* Begin *

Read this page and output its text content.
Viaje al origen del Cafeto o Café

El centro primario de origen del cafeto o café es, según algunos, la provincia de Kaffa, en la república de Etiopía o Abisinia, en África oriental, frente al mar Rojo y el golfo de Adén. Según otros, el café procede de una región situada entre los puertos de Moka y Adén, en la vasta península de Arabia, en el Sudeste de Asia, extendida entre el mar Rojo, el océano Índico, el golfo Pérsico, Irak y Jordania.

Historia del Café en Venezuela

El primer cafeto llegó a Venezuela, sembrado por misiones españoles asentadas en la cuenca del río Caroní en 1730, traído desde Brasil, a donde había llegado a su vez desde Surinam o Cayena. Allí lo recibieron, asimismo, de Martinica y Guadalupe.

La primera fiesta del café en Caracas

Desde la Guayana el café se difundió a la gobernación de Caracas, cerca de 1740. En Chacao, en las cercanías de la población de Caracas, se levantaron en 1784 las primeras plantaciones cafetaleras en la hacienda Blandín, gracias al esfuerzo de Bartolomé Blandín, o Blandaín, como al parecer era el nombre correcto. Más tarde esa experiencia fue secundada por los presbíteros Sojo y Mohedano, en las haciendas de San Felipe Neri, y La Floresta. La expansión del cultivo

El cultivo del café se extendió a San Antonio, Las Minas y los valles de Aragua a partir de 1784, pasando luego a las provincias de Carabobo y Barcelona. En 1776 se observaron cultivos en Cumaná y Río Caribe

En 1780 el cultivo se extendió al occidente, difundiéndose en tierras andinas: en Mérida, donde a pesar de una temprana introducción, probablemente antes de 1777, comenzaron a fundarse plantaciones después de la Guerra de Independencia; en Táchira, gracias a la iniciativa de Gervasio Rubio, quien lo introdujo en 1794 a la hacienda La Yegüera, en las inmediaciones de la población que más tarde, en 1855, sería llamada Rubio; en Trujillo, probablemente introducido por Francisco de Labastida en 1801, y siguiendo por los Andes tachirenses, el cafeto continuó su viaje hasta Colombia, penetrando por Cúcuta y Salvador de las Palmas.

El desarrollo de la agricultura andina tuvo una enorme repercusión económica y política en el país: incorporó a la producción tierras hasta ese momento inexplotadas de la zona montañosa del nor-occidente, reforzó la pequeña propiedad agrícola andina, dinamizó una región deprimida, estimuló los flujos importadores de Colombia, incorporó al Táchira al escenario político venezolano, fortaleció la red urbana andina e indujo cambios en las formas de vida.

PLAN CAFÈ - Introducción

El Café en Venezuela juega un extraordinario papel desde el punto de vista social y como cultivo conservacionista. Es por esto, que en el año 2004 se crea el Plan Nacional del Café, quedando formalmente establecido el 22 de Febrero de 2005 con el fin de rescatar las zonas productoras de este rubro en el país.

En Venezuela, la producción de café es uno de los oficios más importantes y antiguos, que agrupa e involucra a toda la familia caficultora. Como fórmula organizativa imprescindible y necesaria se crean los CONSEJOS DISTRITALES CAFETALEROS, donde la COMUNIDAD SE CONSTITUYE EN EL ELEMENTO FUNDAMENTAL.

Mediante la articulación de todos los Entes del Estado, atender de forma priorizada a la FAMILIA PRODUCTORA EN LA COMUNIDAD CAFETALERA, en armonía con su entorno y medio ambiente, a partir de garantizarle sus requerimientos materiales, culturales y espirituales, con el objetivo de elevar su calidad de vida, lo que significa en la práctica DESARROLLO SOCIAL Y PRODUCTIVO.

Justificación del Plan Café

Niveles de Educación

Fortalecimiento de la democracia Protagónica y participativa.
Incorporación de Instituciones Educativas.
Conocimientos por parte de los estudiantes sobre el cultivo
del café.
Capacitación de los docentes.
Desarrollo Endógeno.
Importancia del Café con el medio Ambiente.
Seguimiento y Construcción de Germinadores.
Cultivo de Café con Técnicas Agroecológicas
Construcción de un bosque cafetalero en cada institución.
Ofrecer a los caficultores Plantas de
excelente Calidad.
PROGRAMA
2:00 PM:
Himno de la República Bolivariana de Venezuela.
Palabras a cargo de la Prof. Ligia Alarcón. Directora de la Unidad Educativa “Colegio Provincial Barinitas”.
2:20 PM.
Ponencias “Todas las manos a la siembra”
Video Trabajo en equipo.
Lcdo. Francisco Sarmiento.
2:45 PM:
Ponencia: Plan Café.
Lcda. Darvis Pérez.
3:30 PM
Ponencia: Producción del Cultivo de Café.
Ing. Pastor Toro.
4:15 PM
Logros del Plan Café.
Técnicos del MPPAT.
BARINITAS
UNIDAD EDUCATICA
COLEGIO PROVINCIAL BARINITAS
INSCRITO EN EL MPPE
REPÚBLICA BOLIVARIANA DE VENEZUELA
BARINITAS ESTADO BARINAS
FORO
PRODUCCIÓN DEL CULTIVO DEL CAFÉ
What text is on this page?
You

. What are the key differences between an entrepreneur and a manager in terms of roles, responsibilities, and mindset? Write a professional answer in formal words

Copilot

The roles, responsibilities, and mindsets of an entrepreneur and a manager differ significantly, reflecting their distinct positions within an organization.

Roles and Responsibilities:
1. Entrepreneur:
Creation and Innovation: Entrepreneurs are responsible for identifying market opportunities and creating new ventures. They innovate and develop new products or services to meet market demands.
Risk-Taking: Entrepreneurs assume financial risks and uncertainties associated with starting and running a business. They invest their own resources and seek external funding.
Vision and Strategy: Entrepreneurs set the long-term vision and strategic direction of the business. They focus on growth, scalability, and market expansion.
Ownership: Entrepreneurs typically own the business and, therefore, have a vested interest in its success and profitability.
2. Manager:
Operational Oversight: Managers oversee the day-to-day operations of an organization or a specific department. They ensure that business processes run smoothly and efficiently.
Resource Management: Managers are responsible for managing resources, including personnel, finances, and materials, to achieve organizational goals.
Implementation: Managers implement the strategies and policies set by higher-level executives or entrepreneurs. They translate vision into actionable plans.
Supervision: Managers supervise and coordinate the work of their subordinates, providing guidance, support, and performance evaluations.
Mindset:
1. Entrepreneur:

* End *

Pull out all lines in the data above that include "Construcción".

Seguimiento y Construcción de Germinadores.
Construcción de un bosque cafetalero en cada institución.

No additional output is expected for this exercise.